[Extracted data entries]

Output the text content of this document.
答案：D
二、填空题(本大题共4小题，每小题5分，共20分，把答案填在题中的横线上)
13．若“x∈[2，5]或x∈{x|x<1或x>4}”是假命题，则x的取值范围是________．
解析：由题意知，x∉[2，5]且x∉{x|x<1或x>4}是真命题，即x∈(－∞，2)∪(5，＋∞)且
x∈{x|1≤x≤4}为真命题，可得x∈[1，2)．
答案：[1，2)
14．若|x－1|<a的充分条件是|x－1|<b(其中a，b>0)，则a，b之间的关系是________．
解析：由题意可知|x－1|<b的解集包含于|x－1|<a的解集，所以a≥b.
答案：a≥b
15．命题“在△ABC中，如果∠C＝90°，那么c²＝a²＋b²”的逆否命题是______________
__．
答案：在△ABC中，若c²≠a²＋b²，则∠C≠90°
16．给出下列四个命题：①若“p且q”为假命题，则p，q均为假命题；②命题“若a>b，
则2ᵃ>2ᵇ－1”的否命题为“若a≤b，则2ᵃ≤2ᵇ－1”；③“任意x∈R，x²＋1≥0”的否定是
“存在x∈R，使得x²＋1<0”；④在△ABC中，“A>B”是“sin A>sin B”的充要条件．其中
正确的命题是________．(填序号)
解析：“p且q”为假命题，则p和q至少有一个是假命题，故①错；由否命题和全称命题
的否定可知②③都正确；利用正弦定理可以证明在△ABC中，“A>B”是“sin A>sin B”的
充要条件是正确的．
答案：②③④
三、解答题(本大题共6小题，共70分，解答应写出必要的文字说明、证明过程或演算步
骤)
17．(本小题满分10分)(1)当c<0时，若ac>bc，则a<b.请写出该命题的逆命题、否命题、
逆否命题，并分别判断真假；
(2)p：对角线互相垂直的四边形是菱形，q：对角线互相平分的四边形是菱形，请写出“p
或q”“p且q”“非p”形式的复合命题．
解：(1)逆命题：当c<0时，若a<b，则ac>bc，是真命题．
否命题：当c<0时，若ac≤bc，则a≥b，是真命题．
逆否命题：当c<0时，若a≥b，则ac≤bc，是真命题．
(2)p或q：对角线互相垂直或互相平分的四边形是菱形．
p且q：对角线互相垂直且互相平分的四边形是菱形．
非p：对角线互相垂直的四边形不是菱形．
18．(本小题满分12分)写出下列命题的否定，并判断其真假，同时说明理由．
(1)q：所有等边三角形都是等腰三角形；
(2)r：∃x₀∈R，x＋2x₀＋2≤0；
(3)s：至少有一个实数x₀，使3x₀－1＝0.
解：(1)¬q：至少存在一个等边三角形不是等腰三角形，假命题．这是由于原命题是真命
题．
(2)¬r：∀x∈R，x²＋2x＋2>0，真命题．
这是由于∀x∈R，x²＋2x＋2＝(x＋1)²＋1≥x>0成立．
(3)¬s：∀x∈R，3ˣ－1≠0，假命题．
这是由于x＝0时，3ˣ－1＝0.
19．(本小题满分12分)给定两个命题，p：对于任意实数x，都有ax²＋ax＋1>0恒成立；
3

▸ Written problem
Copy all of the data exactly.

▸ Result
Output the text content of this document.
答案：D
二、填空题(本大题共4小题，每小题5分，共20分，把答案填在题中的横线上)
13．若“x∈[2，5]或x∈{x|x<1或x>4}”是假命题，则x的取值范围是________．
解析：由题意知，x∉[2，5]且x∉{x|x<1或x>4}是真命题，即x∈(－∞，2)∪(5，＋∞)且
x∈{x|1≤x≤4}为真命题，可得x∈[1，2)．
答案：[1，2)
14．若|x－1|<a的充分条件是|x－1|<b(其中a，b>0)，则a，b之间的关系是________．
解析：由题意可知|x－1|<b的解集包含于|x－1|<a的解集，所以a≥b.
答案：a≥b
15．命题“在△ABC中，如果∠C＝90°，那么c²＝a²＋b²”的逆否命题是______________
__．
答案：在△ABC中，若c²≠a²＋b²，则∠C≠90°
16．给出下列四个命题：①若“p且q”为假命题，则p，q均为假命题；②命题“若a>b，
则2ᵃ>2ᵇ－1”的否命题为“若a≤b，则2ᵃ≤2ᵇ－1”；③“任意x∈R，x²＋1≥0”的否定是
“存在x∈R，使得x²＋1<0”；④在△ABC中，“A>B”是“sin A>sin B”的充要条件．其中
正确的命题是________．(填序号)
解析：“p且q”为假命题，则p和q至少有一个是假命题，故①错；由否命题和全称命题
的否定可知②③都正确；利用正弦定理可以证明在△ABC中，“A>B”是“sin A>sin B”的
充要条件是正确的．
答案：②③④
三、解答题(本大题共6小题，共70分，解答应写出必要的文字说明、证明过程或演算步
骤)
17．(本小题满分10分)(1)当c<0时，若ac>bc，则a<b.请写出该命题的逆命题、否命题、
逆否命题，并分别判断真假；
(2)p：对角线互相垂直的四边形是菱形，q：对角线互相平分的四边形是菱形，请写出“p
或q”“p且q”“非p”形式的复合命题．
解：(1)逆命题：当c<0时，若a<b，则ac>bc，是真命题．
否命题：当c<0时，若ac≤bc，则a≥b，是真命题．
逆否命题：当c<0时，若a≥b，则ac≤bc，是真命题．
(2)p或q：对角线互相垂直或互相平分的四边形是菱形．
p且q：对角线互相垂直且互相平分的四边形是菱形．
非p：对角线互相垂直的四边形不是菱形．
18．(本小题满分12分)写出下列命题的否定，并判断其真假，同时说明理由．
(1)q：所有等边三角形都是等腰三角形；
(2)r：∃x₀∈R，x＋2x₀＋2≤0；
(3)s：至少有一个实数x₀，使3x₀－1＝0.
解：(1)¬q：至少存在一个等边三角形不是等腰三角形，假命题．这是由于原命题是真命
题．
(2)¬r：∀x∈R，x²＋2x＋2>0，真命题．
这是由于∀x∈R，x²＋2x＋2＝(x＋1)²＋1≥x>0成立．
(3)¬s：∀x∈R，3ˣ－1≠0，假命题．
这是由于x＝0时，3ˣ－1＝0.
19．(本小题满分12分)给定两个命题，p：对于任意实数x，都有ax²＋ax＋1>0恒成立；
3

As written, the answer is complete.